=== Aim of the task ===
Find each line with the word "Profit" and say how many there are, nothing else.

=== Stored data ===

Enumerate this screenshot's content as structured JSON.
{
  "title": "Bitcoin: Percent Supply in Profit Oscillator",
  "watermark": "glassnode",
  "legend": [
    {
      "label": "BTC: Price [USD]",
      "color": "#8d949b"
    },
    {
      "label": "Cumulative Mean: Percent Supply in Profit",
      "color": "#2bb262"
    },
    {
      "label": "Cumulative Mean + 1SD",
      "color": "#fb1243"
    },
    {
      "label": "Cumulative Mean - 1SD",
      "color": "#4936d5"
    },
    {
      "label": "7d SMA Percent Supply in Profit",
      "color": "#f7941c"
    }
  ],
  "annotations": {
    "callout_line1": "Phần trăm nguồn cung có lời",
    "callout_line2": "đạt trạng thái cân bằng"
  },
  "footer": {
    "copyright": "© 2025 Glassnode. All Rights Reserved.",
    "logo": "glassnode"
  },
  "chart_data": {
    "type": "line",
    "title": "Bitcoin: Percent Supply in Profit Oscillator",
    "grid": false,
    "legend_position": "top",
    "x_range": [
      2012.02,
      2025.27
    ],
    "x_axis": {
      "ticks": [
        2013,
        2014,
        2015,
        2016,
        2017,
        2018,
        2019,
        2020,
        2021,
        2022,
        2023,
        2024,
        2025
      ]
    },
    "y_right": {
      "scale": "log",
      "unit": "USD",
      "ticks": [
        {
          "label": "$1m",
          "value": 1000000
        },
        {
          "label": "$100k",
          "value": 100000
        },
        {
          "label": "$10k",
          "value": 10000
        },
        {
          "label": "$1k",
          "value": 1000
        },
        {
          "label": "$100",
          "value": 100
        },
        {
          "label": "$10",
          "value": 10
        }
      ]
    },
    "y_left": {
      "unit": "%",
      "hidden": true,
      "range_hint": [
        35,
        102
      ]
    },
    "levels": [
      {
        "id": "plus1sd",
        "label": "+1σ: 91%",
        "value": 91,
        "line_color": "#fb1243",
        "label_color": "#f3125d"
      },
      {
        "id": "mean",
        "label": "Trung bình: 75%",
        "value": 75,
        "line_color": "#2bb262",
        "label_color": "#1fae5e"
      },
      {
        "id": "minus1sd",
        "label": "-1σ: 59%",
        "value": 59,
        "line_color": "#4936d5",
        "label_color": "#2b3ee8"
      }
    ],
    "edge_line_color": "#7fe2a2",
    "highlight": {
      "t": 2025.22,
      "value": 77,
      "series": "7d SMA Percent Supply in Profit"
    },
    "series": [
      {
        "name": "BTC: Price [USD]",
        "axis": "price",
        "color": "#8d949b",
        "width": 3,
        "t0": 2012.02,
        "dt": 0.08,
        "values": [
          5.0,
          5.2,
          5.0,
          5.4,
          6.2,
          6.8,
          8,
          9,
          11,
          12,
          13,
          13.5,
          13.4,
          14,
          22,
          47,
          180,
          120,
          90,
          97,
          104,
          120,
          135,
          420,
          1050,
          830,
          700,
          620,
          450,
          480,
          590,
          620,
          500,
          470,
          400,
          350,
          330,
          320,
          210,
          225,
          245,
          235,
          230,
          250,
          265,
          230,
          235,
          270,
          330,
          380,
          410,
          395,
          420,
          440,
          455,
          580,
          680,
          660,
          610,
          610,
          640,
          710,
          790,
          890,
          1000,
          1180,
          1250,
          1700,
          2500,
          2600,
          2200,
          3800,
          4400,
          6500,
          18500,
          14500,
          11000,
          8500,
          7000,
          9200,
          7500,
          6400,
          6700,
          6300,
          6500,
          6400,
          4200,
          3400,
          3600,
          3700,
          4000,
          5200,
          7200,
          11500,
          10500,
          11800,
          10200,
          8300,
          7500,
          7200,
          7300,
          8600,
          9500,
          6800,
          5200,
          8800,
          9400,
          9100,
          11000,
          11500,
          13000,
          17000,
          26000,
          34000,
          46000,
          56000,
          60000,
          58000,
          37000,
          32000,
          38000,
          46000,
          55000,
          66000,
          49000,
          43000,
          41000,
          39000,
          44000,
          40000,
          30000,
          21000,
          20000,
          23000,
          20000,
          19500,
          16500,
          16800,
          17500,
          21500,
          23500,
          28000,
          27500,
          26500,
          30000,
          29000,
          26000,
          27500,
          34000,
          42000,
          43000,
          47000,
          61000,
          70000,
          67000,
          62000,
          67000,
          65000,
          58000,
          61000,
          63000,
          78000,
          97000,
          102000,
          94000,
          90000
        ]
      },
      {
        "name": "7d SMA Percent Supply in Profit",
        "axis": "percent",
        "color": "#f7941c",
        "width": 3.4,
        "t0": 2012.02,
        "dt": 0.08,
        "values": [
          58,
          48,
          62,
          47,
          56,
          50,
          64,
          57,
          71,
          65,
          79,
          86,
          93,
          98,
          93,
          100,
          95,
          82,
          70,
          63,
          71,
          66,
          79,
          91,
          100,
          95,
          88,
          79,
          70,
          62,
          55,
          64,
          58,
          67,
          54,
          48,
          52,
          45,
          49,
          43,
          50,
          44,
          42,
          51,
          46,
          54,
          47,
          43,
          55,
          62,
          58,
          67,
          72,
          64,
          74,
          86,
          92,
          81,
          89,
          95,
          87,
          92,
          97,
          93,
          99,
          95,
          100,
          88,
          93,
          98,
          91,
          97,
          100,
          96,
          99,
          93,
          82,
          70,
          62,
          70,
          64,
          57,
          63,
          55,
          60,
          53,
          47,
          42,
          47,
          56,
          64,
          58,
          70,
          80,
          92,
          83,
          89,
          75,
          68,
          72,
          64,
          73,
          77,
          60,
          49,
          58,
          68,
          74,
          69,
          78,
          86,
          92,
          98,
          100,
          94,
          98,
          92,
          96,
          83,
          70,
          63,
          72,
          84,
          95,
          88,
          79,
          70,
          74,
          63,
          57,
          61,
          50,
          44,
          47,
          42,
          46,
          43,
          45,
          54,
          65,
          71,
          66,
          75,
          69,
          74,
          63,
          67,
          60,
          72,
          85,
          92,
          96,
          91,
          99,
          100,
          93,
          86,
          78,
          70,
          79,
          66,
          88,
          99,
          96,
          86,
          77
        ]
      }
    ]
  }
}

=== Answer to the problem ===
6